Given data:
** START **

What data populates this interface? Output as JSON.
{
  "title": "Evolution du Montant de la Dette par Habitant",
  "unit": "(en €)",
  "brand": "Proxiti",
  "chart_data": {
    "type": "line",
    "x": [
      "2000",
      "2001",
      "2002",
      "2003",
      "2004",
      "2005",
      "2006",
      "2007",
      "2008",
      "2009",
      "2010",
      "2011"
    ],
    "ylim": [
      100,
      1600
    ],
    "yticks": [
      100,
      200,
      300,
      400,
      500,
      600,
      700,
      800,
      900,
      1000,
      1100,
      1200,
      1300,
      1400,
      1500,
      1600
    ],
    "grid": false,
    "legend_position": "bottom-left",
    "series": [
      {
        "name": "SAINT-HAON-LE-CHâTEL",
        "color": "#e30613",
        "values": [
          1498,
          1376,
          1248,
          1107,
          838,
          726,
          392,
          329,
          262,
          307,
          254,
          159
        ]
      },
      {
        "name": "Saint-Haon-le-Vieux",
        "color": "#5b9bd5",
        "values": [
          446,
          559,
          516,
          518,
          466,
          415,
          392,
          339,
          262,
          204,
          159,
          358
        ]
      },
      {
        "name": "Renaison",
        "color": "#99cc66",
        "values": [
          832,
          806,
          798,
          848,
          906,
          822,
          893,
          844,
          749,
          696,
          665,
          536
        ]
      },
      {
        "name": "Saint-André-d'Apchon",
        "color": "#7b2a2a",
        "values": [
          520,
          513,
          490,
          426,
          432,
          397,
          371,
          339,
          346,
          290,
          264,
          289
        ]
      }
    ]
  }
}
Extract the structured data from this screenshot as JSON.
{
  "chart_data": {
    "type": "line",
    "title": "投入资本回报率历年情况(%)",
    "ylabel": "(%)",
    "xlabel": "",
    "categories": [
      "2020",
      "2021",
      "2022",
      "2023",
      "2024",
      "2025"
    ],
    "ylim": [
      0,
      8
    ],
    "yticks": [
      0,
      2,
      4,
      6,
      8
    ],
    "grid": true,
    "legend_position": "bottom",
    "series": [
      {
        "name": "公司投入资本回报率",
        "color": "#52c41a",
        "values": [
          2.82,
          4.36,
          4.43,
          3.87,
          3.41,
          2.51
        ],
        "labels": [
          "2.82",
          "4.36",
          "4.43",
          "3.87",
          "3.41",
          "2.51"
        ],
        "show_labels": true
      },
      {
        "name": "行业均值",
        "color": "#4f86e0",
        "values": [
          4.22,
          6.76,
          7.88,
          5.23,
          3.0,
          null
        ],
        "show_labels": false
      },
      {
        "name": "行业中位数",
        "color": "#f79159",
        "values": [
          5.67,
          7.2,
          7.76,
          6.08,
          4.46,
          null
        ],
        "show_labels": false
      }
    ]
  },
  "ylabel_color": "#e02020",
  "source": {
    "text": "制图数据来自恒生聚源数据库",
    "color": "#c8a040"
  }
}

** END **

Objective: Extract all of the data shown above without alteration.

Response below:
What data populates this interface? Output as JSON.
{
  "title": "Evolution du Montant de la Dette par Habitant",
  "unit": "(en €)",
  "brand": "Proxiti",
  "chart_data": {
    "type": "line",
    "x": [
      "2000",
      "2001",
      "2002",
      "2003",
      "2004",
      "2005",
      "2006",
      "2007",
      "2008",
      "2009",
      "2010",
      "2011"
    ],
    "ylim": [
      100,
      1600
    ],
    "yticks": [
      100,
      200,
      300,
      400,
      500,
      600,
      700,
      800,
      900,
      1000,
      1100,
      1200,
      1300,
      1400,
      1500,
      1600
    ],
    "grid": false,
    "legend_position": "bottom-left",
    "series": [
      {
        "name": "SAINT-HAON-LE-CHâTEL",
        "color": "#e30613",
        "values": [
          1498,
          1376,
          1248,
          1107,
          838,
          726,
          392,
          329,
          262,
          307,
          254,
          159
        ]
      },
      {
        "name": "Saint-Haon-le-Vieux",
        "color": "#5b9bd5",
        "values": [
          446,
          559,
          516,
          518,
          466,
          415,
          392,
          339,
          262,
          204,
          159,
          358
        ]
      },
      {
        "name": "Renaison",
        "color": "#99cc66",
        "values": [
          832,
          806,
          798,
          848,
          906,
          822,
          893,
          844,
          749,
          696,
          665,
          536
        ]
      },
      {
        "name": "Saint-André-d'Apchon",
        "color": "#7b2a2a",
        "values": [
          520,
          513,
          490,
          426,
          432,
          397,
          371,
          339,
          346,
          290,
          264,
          289
        ]
      }
    ]
  }
}
Extract the structured data from this screenshot as JSON.
{
  "chart_data": {
    "type": "line",
    "title": "投入资本回报率历年情况(%)",
    "ylabel": "(%)",
    "xlabel": "",
    "categories": [
      "2020",
      "2021",
      "2022",
      "2023",
      "2024",
      "2025"
    ],
    "ylim": [
      0,
      8
    ],
    "yticks": [
      0,
      2,
      4,
      6,
      8
    ],
    "grid": true,
    "legend_position": "bottom",
    "series": [
      {
        "name": "公司投入资本回报率",
        "color": "#52c41a",
        "values": [
          2.82,
          4.36,
          4.43,
          3.87,
          3.41,
          2.51
        ],
        "labels": [
          "2.82",
          "4.36",
          "4.43",
          "3.87",
          "3.41",
          "2.51"
        ],
        "show_labels": true
      },
      {
        "name": "行业均值",
        "color": "#4f86e0",
        "values": [
          4.22,
          6.76,
          7.88,
          5.23,
          3.0,
          null
        ],
        "show_labels": false
      },
      {
        "name": "行业中位数",
        "color": "#f79159",
        "values": [
          5.67,
          7.2,
          7.76,
          6.08,
          4.46,
          null
        ],
        "show_labels": false
      }
    ]
  },
  "ylabel_color": "#e02020",
  "source": {
    "text": "制图数据来自恒生聚源数据库",
    "color": "#c8a040"
  }
}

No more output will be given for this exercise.